OBJECTIVE → The records below are split into lines. How many of those lines contain the string "Year"? Reply with the number only.

AVAILABLE DATA →
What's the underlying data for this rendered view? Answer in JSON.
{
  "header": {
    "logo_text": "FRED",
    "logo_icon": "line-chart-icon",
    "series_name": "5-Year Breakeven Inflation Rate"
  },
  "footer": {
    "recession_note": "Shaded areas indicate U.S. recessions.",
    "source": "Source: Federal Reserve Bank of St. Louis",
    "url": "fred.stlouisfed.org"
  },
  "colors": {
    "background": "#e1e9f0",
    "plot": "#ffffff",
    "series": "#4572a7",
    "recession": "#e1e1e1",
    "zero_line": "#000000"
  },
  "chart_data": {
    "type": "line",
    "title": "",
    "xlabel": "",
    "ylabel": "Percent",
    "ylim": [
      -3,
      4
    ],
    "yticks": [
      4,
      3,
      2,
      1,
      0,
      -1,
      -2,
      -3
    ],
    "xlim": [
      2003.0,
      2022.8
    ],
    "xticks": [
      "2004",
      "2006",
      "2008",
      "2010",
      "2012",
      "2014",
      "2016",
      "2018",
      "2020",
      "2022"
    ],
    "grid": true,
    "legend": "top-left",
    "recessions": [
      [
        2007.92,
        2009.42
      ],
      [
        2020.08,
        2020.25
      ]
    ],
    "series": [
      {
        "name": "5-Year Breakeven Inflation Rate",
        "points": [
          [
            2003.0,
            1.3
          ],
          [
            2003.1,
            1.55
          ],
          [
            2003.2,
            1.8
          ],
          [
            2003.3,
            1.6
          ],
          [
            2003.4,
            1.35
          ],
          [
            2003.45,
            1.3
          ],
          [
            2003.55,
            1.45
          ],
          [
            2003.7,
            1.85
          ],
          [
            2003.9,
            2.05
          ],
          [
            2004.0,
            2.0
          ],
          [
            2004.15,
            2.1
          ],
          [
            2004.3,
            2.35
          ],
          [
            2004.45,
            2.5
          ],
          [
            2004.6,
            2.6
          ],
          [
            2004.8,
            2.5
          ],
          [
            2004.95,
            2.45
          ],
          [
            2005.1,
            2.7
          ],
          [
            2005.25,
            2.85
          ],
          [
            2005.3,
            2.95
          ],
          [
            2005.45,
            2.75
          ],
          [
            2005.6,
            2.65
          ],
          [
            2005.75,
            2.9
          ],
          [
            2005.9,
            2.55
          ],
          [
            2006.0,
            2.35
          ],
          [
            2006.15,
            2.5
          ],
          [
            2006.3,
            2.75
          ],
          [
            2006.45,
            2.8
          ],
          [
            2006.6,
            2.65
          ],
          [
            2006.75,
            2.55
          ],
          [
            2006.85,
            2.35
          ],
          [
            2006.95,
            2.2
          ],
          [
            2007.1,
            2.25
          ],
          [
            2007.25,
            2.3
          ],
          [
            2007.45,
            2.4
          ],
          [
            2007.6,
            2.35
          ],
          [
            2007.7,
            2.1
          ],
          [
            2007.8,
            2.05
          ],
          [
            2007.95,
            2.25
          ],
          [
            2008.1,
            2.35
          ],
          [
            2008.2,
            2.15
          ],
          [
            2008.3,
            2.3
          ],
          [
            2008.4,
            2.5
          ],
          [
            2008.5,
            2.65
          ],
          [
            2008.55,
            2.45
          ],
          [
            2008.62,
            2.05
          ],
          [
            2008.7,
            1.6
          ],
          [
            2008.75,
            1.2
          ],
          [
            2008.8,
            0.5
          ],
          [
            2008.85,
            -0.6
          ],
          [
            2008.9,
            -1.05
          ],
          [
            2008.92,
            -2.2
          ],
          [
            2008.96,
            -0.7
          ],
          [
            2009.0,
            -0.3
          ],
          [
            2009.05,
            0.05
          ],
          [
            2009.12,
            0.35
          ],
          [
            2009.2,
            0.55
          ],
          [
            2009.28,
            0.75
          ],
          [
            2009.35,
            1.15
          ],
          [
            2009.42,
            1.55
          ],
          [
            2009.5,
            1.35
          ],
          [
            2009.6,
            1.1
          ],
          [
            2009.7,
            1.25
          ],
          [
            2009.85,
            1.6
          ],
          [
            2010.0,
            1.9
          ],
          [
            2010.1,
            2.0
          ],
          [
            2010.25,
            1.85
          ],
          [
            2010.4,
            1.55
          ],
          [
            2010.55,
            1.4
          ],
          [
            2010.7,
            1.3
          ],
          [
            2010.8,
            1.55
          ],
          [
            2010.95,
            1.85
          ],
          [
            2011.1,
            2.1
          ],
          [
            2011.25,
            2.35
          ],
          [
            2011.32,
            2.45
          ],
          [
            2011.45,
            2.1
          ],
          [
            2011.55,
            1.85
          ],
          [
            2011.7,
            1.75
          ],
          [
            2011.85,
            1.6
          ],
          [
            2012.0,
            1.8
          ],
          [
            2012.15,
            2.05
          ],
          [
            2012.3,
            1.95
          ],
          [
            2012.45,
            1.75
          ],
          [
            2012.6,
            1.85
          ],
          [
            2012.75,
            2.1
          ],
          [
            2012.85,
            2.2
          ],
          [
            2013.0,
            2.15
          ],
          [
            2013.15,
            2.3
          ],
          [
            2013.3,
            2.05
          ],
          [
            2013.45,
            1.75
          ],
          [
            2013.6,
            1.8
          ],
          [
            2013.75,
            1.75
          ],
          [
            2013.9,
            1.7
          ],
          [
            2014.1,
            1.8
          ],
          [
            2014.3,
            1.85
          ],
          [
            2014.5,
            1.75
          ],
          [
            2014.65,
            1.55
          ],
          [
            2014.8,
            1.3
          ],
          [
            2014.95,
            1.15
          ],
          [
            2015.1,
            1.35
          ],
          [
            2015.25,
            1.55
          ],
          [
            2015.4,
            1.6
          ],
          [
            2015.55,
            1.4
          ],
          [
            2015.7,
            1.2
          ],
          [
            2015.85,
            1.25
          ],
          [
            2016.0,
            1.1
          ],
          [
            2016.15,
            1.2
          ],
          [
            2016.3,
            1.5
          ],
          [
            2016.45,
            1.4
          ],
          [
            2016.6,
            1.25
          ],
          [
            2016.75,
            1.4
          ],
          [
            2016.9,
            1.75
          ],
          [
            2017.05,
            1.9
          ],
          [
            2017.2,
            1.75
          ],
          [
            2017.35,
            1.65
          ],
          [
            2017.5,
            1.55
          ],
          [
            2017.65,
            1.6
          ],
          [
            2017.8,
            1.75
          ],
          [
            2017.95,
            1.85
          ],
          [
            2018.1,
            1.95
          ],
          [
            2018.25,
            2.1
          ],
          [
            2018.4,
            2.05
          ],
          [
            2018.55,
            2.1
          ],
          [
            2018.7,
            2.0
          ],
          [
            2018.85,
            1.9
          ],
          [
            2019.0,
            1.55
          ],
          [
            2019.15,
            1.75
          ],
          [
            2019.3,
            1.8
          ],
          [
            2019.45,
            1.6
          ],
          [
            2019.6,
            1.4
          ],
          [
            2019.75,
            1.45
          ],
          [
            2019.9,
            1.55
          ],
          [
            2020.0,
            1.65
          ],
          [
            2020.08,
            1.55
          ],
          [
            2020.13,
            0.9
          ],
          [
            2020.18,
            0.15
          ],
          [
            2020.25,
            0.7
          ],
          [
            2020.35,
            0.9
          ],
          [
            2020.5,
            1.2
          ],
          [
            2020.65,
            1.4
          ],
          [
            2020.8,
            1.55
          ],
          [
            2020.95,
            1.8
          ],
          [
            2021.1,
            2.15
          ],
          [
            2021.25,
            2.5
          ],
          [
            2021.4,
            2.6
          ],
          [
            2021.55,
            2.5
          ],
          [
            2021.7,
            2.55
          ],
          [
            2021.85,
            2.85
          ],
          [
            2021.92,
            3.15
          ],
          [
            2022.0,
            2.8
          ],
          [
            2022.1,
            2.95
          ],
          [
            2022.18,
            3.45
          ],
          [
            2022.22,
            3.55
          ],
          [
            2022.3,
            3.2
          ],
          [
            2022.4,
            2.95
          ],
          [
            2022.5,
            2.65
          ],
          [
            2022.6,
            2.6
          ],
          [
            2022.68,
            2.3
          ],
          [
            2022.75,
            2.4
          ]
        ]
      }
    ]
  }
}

REPLY → 2